Scan the data below. Pull out each line where "highlight" occurs.

>> Begin ENTRIES

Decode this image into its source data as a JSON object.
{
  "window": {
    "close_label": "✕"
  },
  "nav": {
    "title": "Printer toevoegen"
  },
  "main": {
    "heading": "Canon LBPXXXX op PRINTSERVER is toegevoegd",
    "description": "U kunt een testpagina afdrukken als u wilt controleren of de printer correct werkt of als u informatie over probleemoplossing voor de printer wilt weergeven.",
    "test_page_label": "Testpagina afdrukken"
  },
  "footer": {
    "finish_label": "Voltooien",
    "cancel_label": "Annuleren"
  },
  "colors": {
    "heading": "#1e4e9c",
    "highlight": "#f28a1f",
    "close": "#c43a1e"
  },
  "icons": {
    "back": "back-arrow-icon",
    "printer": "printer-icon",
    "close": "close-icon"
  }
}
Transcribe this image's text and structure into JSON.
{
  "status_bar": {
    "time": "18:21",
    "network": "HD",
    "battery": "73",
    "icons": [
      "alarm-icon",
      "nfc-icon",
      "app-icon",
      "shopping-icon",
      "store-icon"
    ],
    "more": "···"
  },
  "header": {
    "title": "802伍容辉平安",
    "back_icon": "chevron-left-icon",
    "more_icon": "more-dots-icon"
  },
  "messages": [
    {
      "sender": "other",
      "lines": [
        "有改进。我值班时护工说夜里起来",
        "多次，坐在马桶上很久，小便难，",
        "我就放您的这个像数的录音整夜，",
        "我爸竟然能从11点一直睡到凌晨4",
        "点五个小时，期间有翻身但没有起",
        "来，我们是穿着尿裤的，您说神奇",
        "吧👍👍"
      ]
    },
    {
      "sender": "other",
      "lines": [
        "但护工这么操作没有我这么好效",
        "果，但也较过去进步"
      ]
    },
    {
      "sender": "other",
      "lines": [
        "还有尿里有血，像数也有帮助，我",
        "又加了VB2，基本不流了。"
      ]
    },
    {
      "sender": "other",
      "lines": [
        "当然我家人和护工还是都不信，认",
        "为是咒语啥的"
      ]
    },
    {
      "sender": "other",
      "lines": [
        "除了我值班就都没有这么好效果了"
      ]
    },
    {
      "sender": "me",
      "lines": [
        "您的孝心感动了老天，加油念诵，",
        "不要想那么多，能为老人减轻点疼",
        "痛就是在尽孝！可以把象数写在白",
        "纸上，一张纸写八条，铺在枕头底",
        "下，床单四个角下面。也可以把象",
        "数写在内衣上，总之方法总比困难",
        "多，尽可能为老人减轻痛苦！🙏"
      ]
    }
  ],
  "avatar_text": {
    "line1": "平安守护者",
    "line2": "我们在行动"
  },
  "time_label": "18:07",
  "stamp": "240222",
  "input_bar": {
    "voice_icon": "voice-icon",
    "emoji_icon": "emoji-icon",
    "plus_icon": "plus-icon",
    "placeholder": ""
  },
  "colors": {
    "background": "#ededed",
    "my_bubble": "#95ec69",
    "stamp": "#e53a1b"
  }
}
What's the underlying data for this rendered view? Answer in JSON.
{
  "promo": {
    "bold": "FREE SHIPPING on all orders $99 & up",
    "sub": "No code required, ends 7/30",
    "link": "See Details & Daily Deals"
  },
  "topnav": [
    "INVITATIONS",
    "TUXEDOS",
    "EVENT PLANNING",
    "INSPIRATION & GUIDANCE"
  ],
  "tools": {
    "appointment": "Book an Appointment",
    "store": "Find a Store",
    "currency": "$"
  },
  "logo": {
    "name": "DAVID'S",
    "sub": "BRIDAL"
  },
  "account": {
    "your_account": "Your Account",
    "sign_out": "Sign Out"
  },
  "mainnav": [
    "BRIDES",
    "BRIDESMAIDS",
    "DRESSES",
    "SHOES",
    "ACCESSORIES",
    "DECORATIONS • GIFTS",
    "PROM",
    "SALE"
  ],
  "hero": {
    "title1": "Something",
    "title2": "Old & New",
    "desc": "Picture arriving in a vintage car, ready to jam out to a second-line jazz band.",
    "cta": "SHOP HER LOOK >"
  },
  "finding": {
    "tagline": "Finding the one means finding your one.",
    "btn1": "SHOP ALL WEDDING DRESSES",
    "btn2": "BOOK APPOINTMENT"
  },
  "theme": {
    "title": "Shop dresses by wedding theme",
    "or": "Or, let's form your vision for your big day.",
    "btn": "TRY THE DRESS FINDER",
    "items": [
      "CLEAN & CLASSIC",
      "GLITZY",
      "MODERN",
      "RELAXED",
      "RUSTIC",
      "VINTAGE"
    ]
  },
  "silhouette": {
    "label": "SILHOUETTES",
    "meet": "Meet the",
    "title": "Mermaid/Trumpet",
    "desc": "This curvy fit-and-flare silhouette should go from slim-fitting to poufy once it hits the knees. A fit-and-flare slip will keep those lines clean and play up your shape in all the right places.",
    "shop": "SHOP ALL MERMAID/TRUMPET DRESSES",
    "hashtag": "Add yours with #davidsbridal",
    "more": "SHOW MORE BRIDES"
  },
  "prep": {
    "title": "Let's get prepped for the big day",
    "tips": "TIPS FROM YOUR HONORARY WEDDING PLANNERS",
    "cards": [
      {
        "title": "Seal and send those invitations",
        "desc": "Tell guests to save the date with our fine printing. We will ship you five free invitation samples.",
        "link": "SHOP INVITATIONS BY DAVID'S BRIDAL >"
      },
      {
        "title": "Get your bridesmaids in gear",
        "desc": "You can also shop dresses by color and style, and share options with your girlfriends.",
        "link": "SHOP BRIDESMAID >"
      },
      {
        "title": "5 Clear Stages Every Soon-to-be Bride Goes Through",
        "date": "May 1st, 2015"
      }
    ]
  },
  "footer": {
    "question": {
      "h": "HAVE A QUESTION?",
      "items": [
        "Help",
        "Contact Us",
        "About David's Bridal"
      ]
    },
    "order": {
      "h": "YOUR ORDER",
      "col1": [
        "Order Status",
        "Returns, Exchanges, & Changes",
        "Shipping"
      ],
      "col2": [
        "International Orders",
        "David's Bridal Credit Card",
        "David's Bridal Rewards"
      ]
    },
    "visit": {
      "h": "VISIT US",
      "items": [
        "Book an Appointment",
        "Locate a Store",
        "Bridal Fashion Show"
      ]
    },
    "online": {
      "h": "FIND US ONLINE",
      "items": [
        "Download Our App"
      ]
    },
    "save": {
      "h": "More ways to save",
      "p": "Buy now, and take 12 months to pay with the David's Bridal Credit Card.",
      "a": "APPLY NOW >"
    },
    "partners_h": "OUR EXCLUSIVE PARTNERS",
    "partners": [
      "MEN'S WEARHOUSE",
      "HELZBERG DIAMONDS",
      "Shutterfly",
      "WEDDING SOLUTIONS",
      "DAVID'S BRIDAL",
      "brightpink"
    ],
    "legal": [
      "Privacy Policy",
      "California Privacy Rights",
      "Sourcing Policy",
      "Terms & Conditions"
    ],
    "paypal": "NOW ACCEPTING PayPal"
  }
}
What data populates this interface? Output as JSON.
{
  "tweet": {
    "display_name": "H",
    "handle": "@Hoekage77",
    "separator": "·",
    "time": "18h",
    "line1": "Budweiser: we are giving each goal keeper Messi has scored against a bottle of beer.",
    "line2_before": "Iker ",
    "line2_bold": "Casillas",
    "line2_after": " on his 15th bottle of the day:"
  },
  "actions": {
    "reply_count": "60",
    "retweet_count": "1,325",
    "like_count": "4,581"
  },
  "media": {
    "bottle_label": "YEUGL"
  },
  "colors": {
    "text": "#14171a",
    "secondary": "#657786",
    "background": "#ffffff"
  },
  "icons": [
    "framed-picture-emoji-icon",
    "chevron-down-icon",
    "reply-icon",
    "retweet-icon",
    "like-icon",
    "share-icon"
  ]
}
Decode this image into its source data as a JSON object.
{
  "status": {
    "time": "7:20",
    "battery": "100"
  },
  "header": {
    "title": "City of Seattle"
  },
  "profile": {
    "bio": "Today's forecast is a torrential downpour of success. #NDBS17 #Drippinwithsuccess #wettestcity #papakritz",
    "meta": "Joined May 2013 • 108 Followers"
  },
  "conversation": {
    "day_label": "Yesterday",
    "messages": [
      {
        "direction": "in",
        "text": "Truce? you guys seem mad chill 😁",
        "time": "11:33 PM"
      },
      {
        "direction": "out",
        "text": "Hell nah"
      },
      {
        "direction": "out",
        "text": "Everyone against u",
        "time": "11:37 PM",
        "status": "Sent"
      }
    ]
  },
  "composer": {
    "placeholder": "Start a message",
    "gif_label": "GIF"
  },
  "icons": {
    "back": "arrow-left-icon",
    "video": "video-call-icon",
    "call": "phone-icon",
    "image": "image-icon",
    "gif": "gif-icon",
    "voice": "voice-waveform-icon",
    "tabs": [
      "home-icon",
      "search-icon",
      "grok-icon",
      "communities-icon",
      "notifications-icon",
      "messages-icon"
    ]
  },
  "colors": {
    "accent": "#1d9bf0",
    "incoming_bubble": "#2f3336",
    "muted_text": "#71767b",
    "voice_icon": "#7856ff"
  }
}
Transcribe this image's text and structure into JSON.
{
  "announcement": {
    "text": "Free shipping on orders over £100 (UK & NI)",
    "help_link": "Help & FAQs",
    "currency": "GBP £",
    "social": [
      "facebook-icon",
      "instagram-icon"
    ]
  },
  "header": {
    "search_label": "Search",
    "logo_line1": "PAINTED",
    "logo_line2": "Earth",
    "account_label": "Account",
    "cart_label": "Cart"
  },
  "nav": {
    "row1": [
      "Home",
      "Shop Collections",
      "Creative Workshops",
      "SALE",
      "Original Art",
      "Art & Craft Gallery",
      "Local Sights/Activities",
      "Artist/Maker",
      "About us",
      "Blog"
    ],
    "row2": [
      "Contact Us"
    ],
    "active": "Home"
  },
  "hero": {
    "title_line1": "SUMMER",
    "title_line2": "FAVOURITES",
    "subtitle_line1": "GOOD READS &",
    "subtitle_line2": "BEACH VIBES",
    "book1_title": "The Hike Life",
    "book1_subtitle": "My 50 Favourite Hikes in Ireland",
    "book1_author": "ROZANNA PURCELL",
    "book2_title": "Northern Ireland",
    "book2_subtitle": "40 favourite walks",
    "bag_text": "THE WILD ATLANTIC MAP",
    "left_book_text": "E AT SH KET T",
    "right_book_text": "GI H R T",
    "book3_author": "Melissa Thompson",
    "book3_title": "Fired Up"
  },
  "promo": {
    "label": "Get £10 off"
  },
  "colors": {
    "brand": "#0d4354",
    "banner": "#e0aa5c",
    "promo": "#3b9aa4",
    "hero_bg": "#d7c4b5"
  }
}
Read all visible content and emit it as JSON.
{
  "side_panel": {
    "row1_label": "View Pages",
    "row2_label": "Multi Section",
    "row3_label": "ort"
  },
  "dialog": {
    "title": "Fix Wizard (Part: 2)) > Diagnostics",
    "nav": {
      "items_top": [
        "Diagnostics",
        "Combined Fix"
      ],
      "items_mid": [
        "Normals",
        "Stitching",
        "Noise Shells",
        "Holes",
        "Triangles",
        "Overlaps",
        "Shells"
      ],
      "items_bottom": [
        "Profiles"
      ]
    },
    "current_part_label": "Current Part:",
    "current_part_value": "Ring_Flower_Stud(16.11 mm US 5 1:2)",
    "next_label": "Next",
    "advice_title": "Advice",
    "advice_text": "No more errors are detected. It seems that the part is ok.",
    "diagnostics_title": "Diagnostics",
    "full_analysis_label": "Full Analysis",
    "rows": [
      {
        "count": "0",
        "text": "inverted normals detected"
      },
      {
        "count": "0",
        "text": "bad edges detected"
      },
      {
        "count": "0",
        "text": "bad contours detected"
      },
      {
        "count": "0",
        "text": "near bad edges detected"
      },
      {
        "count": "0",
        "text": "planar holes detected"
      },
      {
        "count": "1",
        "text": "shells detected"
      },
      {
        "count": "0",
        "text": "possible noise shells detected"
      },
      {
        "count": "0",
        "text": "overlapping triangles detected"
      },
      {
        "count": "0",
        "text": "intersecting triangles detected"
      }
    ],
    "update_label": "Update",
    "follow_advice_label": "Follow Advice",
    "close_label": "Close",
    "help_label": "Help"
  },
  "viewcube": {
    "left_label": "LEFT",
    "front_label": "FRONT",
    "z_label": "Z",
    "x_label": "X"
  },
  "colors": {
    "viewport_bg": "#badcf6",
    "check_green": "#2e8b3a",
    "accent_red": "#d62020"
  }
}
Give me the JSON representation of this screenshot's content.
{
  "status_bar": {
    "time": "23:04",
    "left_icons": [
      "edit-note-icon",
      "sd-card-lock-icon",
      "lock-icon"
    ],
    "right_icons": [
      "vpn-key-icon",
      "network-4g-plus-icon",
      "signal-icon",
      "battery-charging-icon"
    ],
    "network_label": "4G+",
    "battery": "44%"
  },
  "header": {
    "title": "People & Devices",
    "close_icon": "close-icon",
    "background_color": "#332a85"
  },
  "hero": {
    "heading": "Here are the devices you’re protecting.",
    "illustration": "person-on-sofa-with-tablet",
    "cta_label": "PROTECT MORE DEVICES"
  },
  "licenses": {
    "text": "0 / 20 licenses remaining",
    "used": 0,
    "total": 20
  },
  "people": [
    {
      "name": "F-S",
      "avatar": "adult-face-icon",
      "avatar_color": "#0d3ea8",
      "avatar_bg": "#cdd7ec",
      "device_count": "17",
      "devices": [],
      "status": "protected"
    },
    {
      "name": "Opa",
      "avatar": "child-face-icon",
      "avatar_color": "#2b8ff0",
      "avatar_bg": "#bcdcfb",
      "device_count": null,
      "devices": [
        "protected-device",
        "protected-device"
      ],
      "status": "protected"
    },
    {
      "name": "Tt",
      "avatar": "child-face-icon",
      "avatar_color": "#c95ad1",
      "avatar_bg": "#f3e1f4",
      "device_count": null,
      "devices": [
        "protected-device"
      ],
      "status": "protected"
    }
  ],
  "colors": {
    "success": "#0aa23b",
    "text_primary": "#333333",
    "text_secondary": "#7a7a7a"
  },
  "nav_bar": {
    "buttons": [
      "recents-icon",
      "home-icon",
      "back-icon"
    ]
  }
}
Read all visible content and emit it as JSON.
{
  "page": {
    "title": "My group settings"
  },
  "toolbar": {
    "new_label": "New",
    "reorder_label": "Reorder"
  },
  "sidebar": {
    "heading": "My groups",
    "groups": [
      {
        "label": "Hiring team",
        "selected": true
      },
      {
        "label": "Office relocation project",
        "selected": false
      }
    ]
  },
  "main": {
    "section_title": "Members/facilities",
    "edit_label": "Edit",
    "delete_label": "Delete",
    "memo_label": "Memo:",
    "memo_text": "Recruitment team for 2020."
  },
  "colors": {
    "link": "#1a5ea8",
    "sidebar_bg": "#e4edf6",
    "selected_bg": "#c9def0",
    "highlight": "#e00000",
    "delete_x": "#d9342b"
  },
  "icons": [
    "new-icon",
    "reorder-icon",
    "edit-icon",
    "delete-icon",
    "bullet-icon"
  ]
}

>> End ENTRIES

RESULT OF THIS TASK
    "highlight": "#f28a1f",
    "highlight": "#e00000",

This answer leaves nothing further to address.